— Begin —

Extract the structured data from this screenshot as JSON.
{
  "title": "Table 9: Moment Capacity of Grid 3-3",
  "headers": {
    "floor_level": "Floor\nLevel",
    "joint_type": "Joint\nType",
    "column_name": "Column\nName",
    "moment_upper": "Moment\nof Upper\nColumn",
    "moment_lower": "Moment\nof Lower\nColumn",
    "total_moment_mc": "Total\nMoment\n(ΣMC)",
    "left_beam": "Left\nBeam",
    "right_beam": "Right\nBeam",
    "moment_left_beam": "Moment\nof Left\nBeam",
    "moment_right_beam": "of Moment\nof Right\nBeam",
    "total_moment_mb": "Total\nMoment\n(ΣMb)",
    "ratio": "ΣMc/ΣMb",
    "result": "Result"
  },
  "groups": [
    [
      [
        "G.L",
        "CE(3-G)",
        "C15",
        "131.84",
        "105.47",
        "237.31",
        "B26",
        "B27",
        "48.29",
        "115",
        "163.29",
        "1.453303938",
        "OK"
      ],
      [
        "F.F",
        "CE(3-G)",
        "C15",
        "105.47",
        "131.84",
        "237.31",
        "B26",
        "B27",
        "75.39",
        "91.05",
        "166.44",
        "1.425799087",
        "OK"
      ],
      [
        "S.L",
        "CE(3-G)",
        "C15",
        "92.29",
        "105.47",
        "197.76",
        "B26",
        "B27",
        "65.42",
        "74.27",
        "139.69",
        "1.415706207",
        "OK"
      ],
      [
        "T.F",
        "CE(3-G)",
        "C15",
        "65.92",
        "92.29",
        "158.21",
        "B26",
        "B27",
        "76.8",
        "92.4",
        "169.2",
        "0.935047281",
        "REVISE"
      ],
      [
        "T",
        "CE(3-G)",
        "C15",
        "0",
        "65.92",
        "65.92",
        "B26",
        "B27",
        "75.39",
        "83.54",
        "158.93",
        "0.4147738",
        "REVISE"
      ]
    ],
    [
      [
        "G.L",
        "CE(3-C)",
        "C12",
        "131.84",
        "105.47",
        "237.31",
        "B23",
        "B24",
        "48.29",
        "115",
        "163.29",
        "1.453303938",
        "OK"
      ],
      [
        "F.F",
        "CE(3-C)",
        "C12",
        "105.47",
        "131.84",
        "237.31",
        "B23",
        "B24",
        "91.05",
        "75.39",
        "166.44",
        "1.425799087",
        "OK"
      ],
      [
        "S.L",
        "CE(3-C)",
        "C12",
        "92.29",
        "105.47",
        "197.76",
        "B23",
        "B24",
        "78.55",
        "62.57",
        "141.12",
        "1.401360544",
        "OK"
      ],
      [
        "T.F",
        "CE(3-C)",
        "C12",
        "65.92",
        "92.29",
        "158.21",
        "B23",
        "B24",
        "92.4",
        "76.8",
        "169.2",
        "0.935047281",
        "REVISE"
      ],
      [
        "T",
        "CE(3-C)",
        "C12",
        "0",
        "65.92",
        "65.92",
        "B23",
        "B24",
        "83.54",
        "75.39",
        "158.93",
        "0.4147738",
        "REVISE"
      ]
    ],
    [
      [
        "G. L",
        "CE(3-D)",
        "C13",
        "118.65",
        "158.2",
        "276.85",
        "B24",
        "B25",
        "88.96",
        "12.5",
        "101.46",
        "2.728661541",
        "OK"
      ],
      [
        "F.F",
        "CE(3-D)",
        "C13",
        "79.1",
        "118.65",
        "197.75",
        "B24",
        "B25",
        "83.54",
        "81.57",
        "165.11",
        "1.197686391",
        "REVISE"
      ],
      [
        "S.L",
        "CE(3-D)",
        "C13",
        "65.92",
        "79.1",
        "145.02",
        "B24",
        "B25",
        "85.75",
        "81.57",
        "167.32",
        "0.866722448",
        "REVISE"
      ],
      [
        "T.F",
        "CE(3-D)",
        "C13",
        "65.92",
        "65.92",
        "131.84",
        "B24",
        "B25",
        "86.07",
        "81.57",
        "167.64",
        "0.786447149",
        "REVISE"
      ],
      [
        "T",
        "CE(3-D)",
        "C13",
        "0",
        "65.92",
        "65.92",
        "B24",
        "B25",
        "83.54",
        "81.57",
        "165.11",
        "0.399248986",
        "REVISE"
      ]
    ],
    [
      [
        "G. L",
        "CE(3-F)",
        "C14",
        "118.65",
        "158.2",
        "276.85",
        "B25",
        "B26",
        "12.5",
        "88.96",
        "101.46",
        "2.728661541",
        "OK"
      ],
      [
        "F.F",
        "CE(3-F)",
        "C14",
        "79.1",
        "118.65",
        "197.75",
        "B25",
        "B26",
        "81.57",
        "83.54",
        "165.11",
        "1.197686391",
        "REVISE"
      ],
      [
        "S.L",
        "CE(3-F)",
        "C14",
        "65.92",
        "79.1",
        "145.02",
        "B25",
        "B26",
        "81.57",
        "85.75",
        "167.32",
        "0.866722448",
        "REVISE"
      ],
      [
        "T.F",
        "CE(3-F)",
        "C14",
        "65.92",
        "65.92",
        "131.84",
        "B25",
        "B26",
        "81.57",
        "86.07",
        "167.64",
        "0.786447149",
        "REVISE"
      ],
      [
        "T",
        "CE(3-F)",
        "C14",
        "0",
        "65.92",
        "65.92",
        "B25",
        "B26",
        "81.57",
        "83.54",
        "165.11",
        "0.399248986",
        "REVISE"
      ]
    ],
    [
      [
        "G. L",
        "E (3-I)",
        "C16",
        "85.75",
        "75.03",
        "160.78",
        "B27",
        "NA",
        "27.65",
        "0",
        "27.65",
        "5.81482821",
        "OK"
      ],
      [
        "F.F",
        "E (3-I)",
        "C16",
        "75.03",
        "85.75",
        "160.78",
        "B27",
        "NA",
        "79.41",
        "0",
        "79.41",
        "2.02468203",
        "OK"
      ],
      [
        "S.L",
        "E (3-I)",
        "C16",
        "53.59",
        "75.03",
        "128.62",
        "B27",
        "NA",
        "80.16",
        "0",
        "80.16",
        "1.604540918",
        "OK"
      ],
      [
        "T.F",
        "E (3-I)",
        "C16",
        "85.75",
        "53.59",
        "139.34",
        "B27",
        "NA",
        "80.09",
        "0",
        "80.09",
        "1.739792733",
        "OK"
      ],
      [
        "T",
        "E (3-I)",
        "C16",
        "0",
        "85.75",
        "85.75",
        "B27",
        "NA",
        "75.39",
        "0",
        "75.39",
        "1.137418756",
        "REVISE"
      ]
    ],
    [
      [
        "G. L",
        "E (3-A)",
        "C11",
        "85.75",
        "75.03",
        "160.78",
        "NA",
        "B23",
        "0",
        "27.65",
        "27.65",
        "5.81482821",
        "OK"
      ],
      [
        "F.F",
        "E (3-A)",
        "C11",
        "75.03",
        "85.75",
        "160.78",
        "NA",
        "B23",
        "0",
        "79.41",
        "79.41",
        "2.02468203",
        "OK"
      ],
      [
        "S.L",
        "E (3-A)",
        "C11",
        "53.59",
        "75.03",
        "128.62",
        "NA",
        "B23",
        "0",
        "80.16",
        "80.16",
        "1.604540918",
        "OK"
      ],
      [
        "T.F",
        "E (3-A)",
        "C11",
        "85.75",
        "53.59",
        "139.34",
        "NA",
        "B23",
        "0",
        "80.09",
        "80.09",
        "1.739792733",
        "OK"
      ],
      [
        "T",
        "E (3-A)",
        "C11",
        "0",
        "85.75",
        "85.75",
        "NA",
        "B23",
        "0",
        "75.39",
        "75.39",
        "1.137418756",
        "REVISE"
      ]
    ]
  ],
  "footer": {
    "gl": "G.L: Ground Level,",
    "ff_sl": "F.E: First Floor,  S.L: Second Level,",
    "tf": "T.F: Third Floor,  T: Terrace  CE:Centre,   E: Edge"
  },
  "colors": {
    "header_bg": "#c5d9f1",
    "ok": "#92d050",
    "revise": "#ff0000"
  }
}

— End —

[Prompt]: Check all the records above and select each line where the string "Floor" is found.

[Written answer]:
    "floor_level": "Floor\nLevel",
    "ff_sl": "F.E: First Floor,  S.L: Second Level,",
    "tf": "T.F: Third Floor,  T: Terrace  CE:Centre,   E: Edge"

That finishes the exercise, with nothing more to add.